Task brief: Copy every line from the records below that holds the word "name".
::::::::::
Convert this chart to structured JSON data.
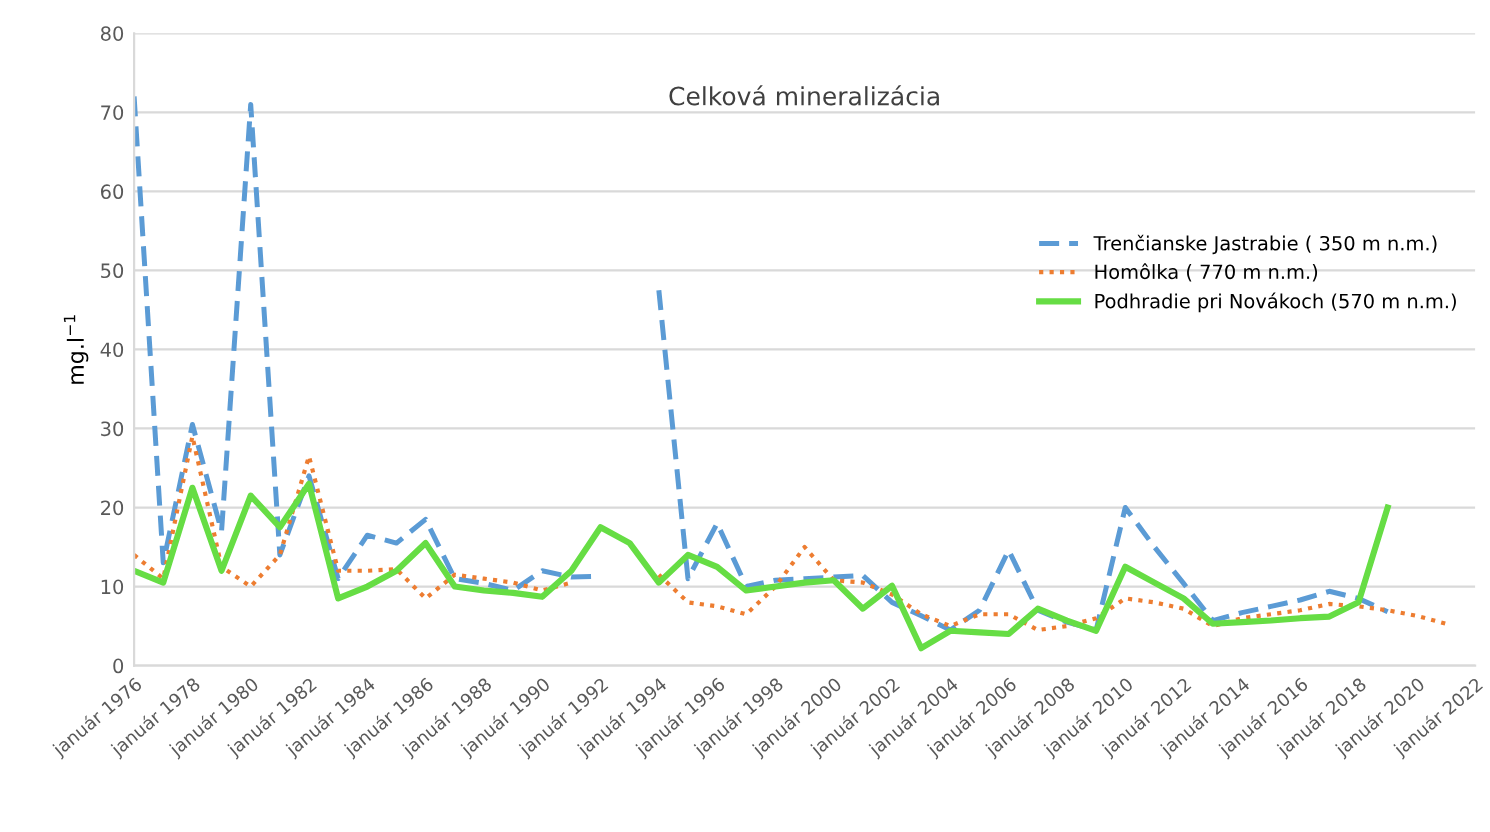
{
  "chart_data": {
    "type": "line",
    "title": "Celková mineralizácia",
    "ylabel": "mg.l$^{−1}$",
    "x": [
      "1976",
      "1977",
      "1978",
      "1979",
      "1980",
      "1981",
      "1982",
      "1983",
      "1984",
      "1985",
      "1986",
      "1987",
      "1988",
      "1989",
      "1990",
      "1991",
      "1992",
      "1993",
      "1994",
      "1995",
      "1996",
      "1997",
      "1998",
      "1999",
      "2000",
      "2001",
      "2002",
      "2003",
      "2004",
      "2005",
      "2006",
      "2007",
      "2008",
      "2009",
      "2010",
      "2011",
      "2012",
      "2013",
      "2014",
      "2015",
      "2016",
      "2017",
      "2018",
      "2019",
      "2020",
      "2021"
    ],
    "series": [
      {
        "name": "Trenčianske Jastrabie ( 350 m n.m.)",
        "color": "#5b9bd5",
        "line_style": "dashed",
        "values": [
          72,
          13,
          30.5,
          17,
          71,
          14,
          24,
          11,
          16.5,
          15.5,
          18.5,
          11,
          10.4,
          9.5,
          12,
          11.2,
          11.3,
          null,
          47.5,
          11,
          18,
          10,
          10.8,
          11,
          11.2,
          11.4,
          8,
          6.3,
          4.5,
          7,
          14.6,
          7,
          5.5,
          4.5,
          20,
          15,
          10.4,
          5.7,
          6.7,
          7.5,
          8.3,
          9.4,
          8.5,
          6.8,
          null,
          null
        ]
      },
      {
        "name": "Homôlka ( 770 m n.m.)",
        "color": "#ed7d31",
        "line_style": "dotted",
        "values": [
          14,
          11,
          29,
          12.5,
          10,
          14,
          26.5,
          12,
          12,
          12.2,
          8.5,
          11.5,
          11,
          10.5,
          9.5,
          10.5,
          null,
          null,
          11.5,
          8,
          7.5,
          6.5,
          10,
          15,
          10.8,
          10.5,
          9,
          6.5,
          5,
          6.5,
          6.5,
          4.5,
          5,
          6,
          8.5,
          8,
          7.2,
          5,
          6,
          6.5,
          7,
          7.8,
          7.5,
          7,
          6.3,
          5.3
        ]
      },
      {
        "name": "Podhradie pri Novákoch (570 m n.m.)",
        "color": "#66dd44",
        "line_style": "solid",
        "values": [
          12,
          10.5,
          22.5,
          12,
          21.5,
          17.5,
          23,
          8.5,
          10,
          12,
          15.5,
          10,
          9.5,
          9.2,
          8.7,
          12,
          17.5,
          15.5,
          10.5,
          14,
          12.5,
          9.5,
          10,
          10.5,
          10.8,
          7.2,
          10.1,
          2.2,
          4.4,
          4.2,
          4.0,
          7.2,
          5.7,
          4.4,
          12.5,
          10.5,
          8.5,
          5.3,
          5.5,
          5.7,
          6,
          6.2,
          8,
          20,
          null,
          null
        ]
      }
    ],
    "xlim": [
      "1976",
      "2022"
    ],
    "xticks": [
      {
        "value": "1976",
        "label": "január 1976"
      },
      {
        "value": "1978",
        "label": "január 1978"
      },
      {
        "value": "1980",
        "label": "január 1980"
      },
      {
        "value": "1982",
        "label": "január 1982"
      },
      {
        "value": "1984",
        "label": "január 1984"
      },
      {
        "value": "1986",
        "label": "január 1986"
      },
      {
        "value": "1988",
        "label": "január 1988"
      },
      {
        "value": "1990",
        "label": "január 1990"
      },
      {
        "value": "1992",
        "label": "január 1992"
      },
      {
        "value": "1994",
        "label": "január 1994"
      },
      {
        "value": "1996",
        "label": "január 1996"
      },
      {
        "value": "1998",
        "label": "január 1998"
      },
      {
        "value": "2000",
        "label": "január 2000"
      },
      {
        "value": "2002",
        "label": "január 2002"
      },
      {
        "value": "2004",
        "label": "január 2004"
      },
      {
        "value": "2006",
        "label": "január 2006"
      },
      {
        "value": "2008",
        "label": "január 2008"
      },
      {
        "value": "2010",
        "label": "január 2010"
      },
      {
        "value": "2012",
        "label": "január 2012"
      },
      {
        "value": "2014",
        "label": "január 2014"
      },
      {
        "value": "2016",
        "label": "január 2016"
      },
      {
        "value": "2018",
        "label": "január 2018"
      },
      {
        "value": "2020",
        "label": "január 2020"
      },
      {
        "value": "2022",
        "label": "január 2022"
      }
    ],
    "ylim": [
      0,
      80
    ],
    "yticks": [
      0,
      10,
      20,
      30,
      40,
      50,
      60,
      70,
      80
    ],
    "grid": "y",
    "legend": "right",
    "marker": "none"
  }
}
::::::::::
The result:
        "name": "Trenčianske Jastrabie ( 350 m n.m.)",
        "name": "Homôlka ( 770 m n.m.)",
        "name": "Podhradie pri Novákoch (570 m n.m.)",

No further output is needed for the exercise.